OBJECTIVE - Pull every "Sensitivity" line out of the data below.

::: TASK MATERIAL :::

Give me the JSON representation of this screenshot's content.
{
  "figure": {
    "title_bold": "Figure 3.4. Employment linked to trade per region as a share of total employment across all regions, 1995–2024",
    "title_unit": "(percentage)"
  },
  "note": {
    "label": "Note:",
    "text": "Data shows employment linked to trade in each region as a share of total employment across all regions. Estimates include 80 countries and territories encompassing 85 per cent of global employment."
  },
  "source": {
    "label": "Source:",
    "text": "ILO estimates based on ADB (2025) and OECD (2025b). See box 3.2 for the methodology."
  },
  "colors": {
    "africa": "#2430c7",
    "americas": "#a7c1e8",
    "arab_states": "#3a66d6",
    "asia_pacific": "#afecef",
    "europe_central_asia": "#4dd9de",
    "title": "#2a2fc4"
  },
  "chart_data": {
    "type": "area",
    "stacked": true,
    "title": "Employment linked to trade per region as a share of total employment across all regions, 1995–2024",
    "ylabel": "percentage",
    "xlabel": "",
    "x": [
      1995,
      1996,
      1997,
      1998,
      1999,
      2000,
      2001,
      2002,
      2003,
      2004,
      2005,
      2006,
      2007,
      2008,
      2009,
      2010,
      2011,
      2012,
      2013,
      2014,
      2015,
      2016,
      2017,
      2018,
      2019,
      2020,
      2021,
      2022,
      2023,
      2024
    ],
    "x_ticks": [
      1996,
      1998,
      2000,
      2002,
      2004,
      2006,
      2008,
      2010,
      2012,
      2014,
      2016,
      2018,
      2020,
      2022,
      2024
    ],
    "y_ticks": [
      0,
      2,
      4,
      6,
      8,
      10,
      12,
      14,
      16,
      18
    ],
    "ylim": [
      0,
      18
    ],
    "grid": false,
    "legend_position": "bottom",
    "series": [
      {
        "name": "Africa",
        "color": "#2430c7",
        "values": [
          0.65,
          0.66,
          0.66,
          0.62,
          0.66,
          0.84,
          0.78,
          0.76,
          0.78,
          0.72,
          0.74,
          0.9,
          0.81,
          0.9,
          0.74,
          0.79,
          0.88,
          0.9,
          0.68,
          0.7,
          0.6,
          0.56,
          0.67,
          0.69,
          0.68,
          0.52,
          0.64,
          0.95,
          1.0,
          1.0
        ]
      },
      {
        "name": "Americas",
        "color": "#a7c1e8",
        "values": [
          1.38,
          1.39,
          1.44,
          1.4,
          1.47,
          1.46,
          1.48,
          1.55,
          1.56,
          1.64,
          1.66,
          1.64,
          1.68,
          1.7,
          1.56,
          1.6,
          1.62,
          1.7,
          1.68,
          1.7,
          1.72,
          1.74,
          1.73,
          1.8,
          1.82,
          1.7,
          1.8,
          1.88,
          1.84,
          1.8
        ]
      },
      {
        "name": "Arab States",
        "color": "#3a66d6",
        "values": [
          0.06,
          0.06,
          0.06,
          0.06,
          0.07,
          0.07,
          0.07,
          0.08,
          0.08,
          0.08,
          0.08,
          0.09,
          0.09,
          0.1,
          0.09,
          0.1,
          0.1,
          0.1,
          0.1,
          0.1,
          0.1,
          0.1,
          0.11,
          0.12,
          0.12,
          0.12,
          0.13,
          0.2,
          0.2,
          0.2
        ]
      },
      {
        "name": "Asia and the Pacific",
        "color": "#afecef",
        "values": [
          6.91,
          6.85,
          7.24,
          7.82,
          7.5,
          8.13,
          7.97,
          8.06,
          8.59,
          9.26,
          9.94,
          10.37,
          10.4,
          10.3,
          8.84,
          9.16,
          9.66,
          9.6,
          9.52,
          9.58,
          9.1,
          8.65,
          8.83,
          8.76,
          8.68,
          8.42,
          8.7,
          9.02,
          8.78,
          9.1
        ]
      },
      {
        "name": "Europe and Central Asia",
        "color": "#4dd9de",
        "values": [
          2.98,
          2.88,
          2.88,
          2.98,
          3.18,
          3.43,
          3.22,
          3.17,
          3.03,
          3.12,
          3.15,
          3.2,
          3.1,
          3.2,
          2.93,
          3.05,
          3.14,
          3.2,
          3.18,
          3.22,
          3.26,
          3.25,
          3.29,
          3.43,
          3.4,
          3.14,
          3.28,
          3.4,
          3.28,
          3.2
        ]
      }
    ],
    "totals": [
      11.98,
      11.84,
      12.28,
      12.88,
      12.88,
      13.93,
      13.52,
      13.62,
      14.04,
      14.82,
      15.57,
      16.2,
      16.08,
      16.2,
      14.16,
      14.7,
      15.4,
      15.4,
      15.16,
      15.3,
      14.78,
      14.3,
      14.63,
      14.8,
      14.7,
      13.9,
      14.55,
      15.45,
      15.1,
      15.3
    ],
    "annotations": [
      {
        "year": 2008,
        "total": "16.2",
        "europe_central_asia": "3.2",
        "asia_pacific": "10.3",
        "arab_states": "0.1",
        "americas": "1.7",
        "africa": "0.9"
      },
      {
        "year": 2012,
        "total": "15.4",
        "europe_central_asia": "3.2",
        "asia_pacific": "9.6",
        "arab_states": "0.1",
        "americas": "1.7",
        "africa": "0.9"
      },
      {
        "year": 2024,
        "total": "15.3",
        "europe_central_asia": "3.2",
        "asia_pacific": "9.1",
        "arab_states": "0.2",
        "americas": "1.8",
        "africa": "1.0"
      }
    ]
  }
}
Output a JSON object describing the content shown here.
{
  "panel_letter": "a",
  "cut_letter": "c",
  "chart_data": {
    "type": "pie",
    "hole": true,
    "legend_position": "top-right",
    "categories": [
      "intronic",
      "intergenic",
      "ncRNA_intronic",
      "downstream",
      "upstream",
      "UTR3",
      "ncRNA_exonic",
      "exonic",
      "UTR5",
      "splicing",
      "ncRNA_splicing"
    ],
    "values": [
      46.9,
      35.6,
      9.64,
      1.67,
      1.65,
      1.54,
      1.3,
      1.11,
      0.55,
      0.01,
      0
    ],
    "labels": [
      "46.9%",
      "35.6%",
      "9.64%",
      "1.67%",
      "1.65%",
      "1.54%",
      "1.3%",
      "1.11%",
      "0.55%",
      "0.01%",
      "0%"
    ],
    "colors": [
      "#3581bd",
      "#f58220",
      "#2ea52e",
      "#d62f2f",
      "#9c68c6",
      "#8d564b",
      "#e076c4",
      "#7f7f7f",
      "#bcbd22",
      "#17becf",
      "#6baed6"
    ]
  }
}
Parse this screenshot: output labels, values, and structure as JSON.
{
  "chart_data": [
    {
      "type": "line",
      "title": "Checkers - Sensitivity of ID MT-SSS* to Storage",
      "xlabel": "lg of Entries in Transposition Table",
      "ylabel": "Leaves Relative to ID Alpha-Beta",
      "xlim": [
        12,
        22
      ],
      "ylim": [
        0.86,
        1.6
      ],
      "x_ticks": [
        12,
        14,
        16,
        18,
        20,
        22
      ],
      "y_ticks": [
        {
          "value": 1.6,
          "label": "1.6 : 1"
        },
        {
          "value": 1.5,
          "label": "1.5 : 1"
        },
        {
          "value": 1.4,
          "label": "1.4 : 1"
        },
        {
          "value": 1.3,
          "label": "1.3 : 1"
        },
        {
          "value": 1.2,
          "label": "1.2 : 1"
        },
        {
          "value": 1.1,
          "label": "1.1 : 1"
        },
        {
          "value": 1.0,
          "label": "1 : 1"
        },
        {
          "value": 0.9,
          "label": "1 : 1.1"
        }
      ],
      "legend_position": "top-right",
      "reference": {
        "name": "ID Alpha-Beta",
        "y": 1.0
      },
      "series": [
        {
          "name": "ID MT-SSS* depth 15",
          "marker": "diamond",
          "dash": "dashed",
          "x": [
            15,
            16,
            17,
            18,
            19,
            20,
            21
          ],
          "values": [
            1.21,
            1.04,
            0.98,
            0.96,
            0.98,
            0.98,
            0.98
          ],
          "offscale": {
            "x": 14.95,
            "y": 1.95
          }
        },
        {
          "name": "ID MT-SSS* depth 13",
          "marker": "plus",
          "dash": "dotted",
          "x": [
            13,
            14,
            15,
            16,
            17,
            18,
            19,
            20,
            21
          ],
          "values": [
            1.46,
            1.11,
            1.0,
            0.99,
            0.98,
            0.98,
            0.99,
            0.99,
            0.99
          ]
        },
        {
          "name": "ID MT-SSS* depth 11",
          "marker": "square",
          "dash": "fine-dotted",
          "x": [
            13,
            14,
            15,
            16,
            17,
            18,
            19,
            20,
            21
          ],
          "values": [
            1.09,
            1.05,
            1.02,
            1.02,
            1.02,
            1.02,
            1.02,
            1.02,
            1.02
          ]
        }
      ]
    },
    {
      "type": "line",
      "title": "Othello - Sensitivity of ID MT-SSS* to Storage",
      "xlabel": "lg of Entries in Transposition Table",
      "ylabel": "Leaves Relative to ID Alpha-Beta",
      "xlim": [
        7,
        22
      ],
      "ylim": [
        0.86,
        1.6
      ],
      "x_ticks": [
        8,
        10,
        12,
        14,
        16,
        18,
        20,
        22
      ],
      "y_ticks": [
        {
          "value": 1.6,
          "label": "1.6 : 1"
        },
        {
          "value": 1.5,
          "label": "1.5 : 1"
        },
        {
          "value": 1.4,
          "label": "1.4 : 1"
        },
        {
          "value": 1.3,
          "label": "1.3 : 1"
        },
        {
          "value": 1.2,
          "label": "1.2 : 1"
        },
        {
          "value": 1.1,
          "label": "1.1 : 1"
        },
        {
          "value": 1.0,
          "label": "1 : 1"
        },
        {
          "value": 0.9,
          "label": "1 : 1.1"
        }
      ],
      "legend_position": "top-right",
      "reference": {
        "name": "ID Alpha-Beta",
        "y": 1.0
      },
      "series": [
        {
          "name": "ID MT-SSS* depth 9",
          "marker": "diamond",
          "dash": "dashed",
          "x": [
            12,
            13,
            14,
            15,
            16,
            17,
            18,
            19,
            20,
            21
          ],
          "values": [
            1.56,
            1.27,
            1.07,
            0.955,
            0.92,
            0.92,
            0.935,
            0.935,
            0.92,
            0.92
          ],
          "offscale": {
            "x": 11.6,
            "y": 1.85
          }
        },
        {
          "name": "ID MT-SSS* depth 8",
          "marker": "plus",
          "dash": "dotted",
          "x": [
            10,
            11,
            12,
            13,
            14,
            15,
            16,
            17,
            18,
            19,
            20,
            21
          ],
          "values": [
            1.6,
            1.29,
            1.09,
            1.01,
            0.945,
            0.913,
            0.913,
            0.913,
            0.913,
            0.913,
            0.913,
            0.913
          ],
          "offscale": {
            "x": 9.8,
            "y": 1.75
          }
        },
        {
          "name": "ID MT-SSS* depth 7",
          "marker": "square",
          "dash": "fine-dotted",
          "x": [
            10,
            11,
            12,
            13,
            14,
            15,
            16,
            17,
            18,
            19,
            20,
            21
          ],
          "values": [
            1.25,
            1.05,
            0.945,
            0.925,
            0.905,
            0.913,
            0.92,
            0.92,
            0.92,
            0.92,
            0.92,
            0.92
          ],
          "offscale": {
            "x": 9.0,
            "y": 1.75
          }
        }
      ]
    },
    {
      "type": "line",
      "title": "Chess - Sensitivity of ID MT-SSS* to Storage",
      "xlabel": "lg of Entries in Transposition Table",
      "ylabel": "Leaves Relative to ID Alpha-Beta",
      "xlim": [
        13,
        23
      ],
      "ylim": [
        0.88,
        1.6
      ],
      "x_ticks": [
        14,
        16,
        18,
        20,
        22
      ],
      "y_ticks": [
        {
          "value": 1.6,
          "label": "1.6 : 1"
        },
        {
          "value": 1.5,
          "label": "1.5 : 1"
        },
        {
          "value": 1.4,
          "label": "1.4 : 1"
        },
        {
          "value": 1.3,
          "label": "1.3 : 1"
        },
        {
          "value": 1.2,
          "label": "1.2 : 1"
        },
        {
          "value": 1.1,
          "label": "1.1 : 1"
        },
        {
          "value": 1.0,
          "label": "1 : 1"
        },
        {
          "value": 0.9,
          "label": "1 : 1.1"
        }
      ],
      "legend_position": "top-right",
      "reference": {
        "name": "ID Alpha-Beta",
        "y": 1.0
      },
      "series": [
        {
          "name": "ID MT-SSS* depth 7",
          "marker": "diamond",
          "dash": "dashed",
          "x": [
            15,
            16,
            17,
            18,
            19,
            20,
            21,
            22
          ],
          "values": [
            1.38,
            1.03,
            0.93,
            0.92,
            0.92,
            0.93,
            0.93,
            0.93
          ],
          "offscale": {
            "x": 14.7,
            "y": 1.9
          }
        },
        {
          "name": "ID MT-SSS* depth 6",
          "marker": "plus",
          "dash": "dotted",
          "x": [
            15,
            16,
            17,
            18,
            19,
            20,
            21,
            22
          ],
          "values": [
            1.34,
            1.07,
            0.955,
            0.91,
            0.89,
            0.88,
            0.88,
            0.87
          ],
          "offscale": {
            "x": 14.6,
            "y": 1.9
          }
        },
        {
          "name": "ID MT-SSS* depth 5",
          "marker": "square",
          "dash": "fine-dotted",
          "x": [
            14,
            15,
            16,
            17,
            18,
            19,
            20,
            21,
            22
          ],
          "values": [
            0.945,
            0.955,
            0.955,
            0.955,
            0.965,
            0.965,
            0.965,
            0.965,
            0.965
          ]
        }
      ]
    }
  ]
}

:::

ANSWER TO THIS TASK -
      "title": "Checkers - Sensitivity of ID MT-SSS* to Storage",
      "title": "Othello - Sensitivity of ID MT-SSS* to Storage",
      "title": "Chess - Sensitivity of ID MT-SSS* to Storage",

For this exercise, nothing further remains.